##### Listing #####
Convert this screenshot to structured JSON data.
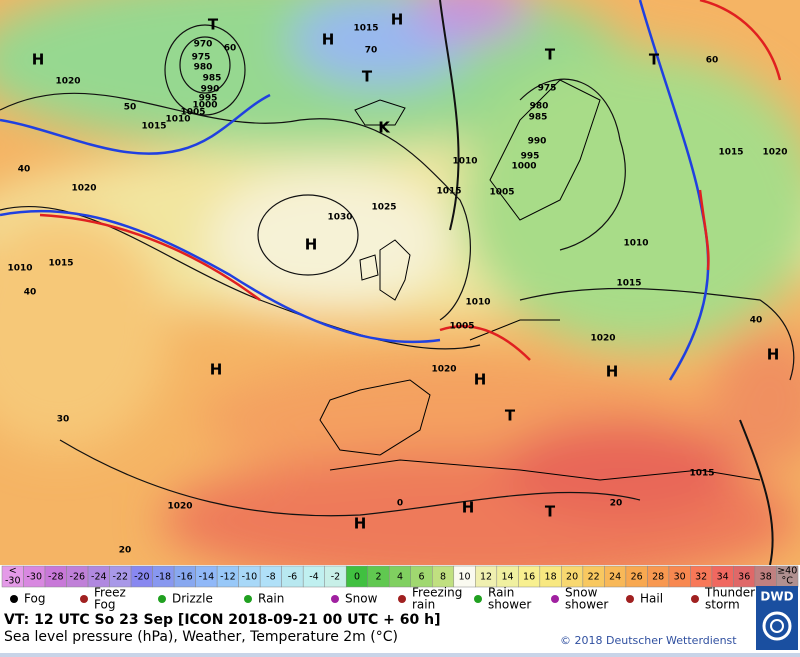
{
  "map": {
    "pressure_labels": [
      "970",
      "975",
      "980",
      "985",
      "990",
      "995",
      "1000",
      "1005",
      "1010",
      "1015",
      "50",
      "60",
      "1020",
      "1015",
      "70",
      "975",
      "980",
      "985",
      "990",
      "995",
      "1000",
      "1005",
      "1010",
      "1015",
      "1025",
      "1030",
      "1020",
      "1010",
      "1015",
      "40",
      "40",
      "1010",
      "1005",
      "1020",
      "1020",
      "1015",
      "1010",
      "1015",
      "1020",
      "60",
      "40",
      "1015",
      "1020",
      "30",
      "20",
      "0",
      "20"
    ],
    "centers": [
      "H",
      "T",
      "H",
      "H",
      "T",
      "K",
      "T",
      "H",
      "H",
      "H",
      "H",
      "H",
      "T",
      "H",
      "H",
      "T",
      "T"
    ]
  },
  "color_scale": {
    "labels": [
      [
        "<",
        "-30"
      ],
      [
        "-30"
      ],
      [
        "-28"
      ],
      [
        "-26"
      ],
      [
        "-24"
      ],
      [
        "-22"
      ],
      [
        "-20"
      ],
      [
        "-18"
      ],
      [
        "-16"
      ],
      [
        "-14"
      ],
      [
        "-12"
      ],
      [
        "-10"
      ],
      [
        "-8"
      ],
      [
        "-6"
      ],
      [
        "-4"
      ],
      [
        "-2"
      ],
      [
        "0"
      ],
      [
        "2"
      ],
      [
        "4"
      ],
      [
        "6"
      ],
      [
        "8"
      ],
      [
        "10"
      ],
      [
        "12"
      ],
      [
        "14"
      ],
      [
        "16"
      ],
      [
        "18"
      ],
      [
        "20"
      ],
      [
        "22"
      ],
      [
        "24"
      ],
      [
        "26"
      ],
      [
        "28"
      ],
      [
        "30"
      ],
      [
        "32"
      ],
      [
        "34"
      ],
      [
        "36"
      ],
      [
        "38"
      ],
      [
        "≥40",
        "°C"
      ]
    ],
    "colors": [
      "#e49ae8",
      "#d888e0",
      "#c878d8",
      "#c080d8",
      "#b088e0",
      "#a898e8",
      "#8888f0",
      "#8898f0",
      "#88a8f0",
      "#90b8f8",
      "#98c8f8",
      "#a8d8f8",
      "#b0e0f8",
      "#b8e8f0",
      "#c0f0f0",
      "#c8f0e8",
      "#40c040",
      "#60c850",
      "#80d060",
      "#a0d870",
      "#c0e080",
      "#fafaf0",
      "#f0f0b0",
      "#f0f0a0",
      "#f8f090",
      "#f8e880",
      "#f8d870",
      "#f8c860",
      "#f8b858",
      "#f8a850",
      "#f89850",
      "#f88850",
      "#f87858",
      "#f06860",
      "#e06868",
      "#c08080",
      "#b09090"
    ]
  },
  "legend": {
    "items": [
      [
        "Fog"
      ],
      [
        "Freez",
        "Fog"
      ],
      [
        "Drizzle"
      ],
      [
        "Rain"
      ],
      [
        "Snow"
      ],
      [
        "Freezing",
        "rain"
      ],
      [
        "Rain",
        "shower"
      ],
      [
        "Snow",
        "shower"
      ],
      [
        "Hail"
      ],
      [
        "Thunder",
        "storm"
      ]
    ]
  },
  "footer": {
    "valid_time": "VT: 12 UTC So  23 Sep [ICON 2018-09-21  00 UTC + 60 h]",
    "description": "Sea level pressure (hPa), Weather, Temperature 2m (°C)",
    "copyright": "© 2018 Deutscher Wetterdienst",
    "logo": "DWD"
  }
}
#####
##### Listing #####
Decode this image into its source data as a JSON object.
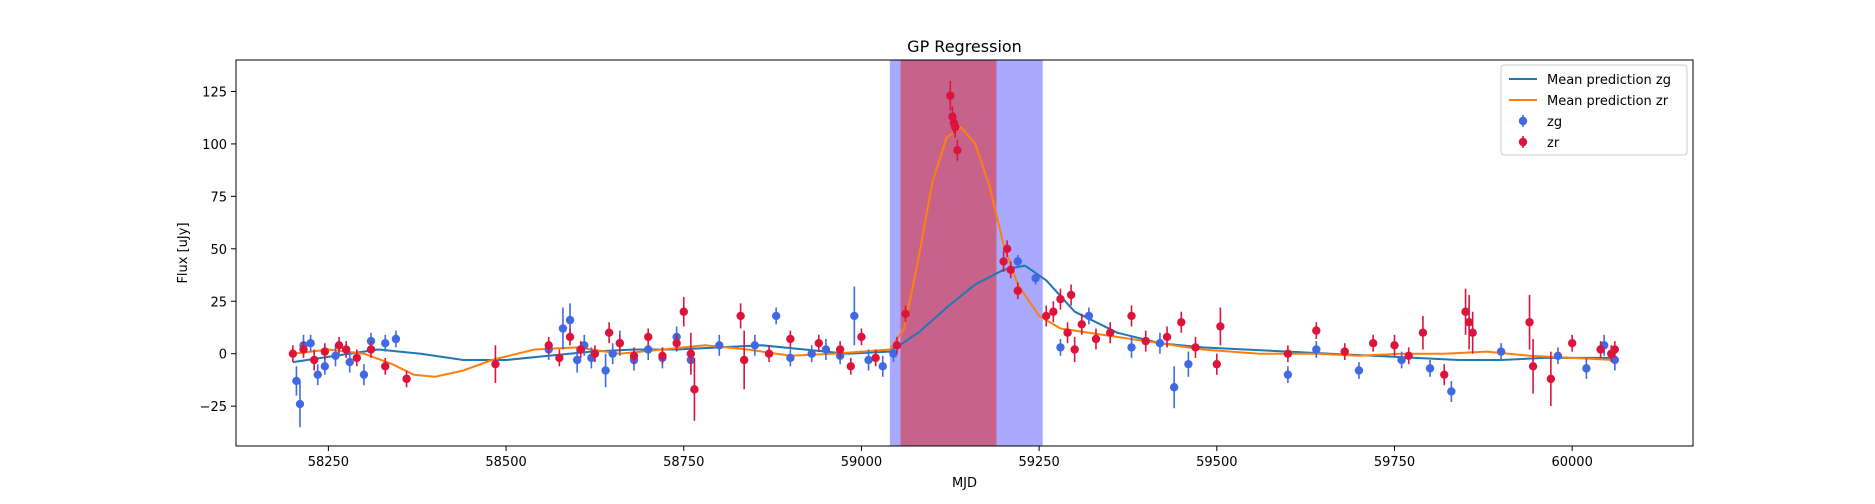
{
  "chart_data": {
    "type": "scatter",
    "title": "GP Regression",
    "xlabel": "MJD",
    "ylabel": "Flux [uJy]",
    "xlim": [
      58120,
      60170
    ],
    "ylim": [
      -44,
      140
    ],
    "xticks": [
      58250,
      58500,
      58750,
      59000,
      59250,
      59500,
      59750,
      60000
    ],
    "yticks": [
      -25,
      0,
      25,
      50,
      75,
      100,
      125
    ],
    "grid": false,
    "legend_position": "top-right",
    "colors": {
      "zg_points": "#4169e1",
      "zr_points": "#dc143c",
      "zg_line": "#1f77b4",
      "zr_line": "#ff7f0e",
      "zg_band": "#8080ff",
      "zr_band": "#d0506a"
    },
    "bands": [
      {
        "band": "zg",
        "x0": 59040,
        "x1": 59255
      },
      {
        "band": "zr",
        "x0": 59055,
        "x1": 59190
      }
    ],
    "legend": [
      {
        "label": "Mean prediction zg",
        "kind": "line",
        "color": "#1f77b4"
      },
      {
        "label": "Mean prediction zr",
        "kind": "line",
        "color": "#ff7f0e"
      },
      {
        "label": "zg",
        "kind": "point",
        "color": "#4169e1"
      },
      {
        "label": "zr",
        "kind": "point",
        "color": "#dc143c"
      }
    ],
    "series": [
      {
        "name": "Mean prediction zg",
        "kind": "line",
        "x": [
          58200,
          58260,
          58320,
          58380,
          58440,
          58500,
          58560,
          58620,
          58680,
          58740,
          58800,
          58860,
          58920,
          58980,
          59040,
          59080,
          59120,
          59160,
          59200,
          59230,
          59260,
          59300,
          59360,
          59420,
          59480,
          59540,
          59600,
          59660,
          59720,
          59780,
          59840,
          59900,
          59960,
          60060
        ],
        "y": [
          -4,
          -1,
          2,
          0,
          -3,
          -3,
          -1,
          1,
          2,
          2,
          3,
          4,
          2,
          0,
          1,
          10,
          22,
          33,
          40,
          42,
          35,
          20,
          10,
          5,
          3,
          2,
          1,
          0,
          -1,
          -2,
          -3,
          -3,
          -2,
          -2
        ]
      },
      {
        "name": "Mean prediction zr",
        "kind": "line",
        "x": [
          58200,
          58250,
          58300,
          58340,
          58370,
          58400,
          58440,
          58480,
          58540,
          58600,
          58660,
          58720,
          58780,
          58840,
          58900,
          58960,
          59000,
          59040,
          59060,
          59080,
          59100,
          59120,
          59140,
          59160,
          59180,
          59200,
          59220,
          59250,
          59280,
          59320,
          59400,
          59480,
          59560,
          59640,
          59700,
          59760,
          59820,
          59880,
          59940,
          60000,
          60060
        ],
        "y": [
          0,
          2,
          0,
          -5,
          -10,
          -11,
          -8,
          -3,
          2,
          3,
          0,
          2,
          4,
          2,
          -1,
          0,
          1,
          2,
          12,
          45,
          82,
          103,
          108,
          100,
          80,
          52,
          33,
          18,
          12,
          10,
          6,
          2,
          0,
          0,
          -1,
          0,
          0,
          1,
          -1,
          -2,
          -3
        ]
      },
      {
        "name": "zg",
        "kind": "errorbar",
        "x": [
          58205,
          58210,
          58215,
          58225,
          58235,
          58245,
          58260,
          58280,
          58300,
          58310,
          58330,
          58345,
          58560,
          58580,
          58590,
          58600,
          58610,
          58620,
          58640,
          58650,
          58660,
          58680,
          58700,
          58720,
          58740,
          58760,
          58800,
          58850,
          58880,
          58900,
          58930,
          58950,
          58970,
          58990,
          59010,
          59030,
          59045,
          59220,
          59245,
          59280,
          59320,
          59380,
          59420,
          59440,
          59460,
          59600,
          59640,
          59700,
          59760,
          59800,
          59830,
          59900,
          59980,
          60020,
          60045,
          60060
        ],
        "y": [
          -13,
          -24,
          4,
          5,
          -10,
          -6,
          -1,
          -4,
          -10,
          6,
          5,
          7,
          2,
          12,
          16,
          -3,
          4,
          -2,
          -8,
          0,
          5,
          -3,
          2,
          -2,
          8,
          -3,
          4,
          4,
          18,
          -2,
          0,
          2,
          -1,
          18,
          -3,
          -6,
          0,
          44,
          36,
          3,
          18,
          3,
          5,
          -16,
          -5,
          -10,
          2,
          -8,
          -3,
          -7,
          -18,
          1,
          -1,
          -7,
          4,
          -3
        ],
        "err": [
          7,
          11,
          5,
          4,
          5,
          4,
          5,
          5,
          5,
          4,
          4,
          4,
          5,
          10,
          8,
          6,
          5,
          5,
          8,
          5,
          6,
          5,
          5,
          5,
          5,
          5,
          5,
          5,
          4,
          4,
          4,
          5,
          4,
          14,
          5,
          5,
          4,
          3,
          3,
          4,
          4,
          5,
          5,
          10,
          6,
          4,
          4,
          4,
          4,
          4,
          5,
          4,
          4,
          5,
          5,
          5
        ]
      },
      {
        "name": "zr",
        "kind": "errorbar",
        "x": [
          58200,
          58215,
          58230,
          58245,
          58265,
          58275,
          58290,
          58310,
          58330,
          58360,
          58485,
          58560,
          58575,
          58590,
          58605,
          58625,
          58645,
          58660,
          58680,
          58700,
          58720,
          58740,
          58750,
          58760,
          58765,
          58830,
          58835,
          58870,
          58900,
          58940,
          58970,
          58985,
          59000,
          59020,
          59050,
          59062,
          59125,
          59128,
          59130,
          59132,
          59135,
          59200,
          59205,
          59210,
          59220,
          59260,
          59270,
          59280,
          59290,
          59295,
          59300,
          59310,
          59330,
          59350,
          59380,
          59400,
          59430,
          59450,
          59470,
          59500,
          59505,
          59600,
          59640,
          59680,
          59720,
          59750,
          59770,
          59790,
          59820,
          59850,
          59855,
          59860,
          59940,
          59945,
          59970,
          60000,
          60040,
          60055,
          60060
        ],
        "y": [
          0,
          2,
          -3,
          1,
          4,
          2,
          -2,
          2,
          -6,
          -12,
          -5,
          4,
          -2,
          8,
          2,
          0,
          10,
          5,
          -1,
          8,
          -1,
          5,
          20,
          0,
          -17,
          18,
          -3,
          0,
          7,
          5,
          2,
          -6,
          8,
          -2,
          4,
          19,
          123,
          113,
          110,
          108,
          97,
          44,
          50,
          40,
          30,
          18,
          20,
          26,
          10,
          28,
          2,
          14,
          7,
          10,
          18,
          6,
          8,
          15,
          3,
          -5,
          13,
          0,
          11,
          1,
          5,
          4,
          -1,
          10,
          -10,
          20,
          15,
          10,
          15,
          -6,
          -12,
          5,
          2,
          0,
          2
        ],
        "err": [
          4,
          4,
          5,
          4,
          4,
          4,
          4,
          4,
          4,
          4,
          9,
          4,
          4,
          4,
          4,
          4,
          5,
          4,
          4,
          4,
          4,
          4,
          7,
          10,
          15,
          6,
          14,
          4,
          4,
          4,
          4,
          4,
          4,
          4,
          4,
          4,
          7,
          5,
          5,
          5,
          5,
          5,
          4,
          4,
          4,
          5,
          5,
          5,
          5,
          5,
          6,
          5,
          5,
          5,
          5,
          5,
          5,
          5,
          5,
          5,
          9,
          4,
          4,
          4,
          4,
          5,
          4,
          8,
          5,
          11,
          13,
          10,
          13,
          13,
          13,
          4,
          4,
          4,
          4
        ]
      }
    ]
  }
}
#####
Aim:
Identify the lines that contain the string "JSON", and copy every one of them.

Solution below:
Convert this screenshot to structured JSON data.
Decode this image into its source data as a JSON object.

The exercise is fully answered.